- Description of the task: Can you transcribe every entry word for word, skipping the images?

BEGIN Given records

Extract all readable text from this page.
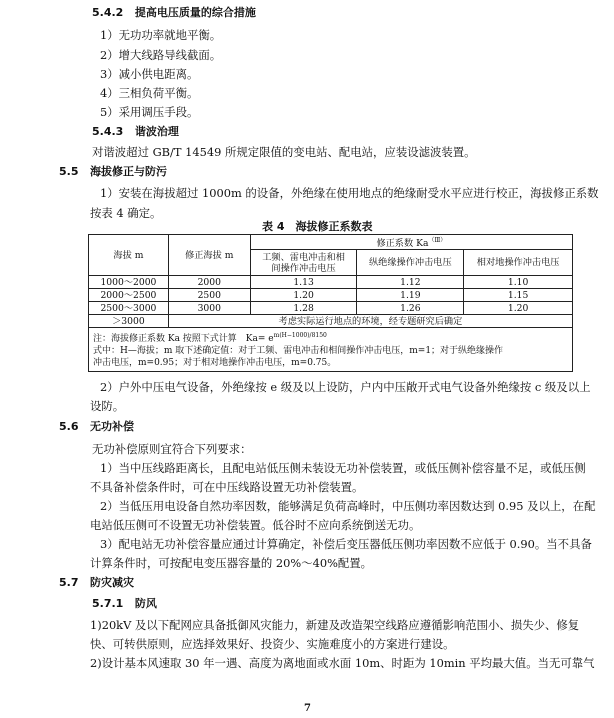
5.4.2 提高电压质量的综合措施
1）无功功率就地平衡。
2）增大线路导线截面。
3）减小供电距离。
4）三相负荷平衡。
5）采用调压手段。
5.4.3 谐波治理
对谐波超过 GB/T 14549 所规定限值的变电站、配电站，应装设滤波装置。
5.5 海拔修正与防污
1）安装在海拔超过 1000m 的设备，外绝缘在使用地点的绝缘耐受水平应进行校正，海拔修正系数
按表 4 确定。
表 4　海拔修正系数表
海拔 m	修正海拔 m	修正系数 $Ka^{(Ⅲ)}$
		工频、雷电冲击和相
间操作冲击电压	纵绝缘操作冲击电压	相对地操作冲击电压
1000～2000	2000	1.13	1.12	1.10
2000～2500	2500	1.20	1.19	1.15
2500～3000	3000	1.28	1.26	1.20
＞3000	考虑实际运行地点的环境，经专题研究后确定			
注：海拔修正系数 Ka 按照下式计算　$Ka= e^{m(H-1000)/8150}$
式中：H—海拔；m 取下述确定值：对于工频、雷电冲击和相间操作冲击电压，m=1；对于纵绝缘操作
冲击电压，m=0.95；对于相对地操作冲击电压，m=0.75。				
2）户外中压电气设备，外绝缘按 e 级及以上设防，户内中压敞开式电气设备外绝缘按 c 级及以上
设防。
5.6 无功补偿
无功补偿原则宜符合下列要求：
1）当中压线路距离长，且配电站低压侧未装设无功补偿装置，或低压侧补偿容量不足，或低压侧
不具备补偿条件时，可在中压线路设置无功补偿装置。
2）当低压用电设备自然功率因数，能够满足负荷高峰时，中压侧功率因数达到 0.95 及以上，在配
电站低压侧可不设置无功补偿装置。低谷时不应向系统倒送无功。
3）配电站无功补偿容量应通过计算确定，补偿后变压器低压侧功率因数不应低于 0.90。当不具备
计算条件时，可按配电变压器容量的 20%～40%配置。
5.7 防灾减灾
5.7.1 防风
1)20kV 及以下配网应具备抵御风灾能力，新建及改造架空线路应遵循影响范围小、损失少、修复
快、可转供原则，应选择效果好、投资少、实施难度小的方案进行建设。
2)设计基本风速取 30 年一遇、高度为离地面或水面 10m、时距为 10min 平均最大值。当无可靠气
7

END Given records

- Output:
Extract all readable text from this page.
5.4.2 提高电压质量的综合措施
1）无功功率就地平衡。
2）增大线路导线截面。
3）减小供电距离。
4）三相负荷平衡。
5）采用调压手段。
5.4.3 谐波治理
对谐波超过 GB/T 14549 所规定限值的变电站、配电站，应装设滤波装置。
5.5 海拔修正与防污
1）安装在海拔超过 1000m 的设备，外绝缘在使用地点的绝缘耐受水平应进行校正，海拔修正系数
按表 4 确定。
表 4　海拔修正系数表
海拔 m	修正海拔 m	修正系数 $Ka^{(Ⅲ)}$
		工频、雷电冲击和相
间操作冲击电压	纵绝缘操作冲击电压	相对地操作冲击电压
1000～2000	2000	1.13	1.12	1.10
2000～2500	2500	1.20	1.19	1.15
2500～3000	3000	1.28	1.26	1.20
＞3000	考虑实际运行地点的环境，经专题研究后确定			
注：海拔修正系数 Ka 按照下式计算　$Ka= e^{m(H-1000)/8150}$
式中：H—海拔；m 取下述确定值：对于工频、雷电冲击和相间操作冲击电压，m=1；对于纵绝缘操作
冲击电压，m=0.95；对于相对地操作冲击电压，m=0.75。				
2）户外中压电气设备，外绝缘按 e 级及以上设防，户内中压敞开式电气设备外绝缘按 c 级及以上
设防。
5.6 无功补偿
无功补偿原则宜符合下列要求：
1）当中压线路距离长，且配电站低压侧未装设无功补偿装置，或低压侧补偿容量不足，或低压侧
不具备补偿条件时，可在中压线路设置无功补偿装置。
2）当低压用电设备自然功率因数，能够满足负荷高峰时，中压侧功率因数达到 0.95 及以上，在配
电站低压侧可不设置无功补偿装置。低谷时不应向系统倒送无功。
3）配电站无功补偿容量应通过计算确定，补偿后变压器低压侧功率因数不应低于 0.90。当不具备
计算条件时，可按配电变压器容量的 20%～40%配置。
5.7 防灾减灾
5.7.1 防风
1)20kV 及以下配网应具备抵御风灾能力，新建及改造架空线路应遵循影响范围小、损失少、修复
快、可转供原则，应选择效果好、投资少、实施难度小的方案进行建设。
2)设计基本风速取 30 年一遇、高度为离地面或水面 10m、时距为 10min 平均最大值。当无可靠气
7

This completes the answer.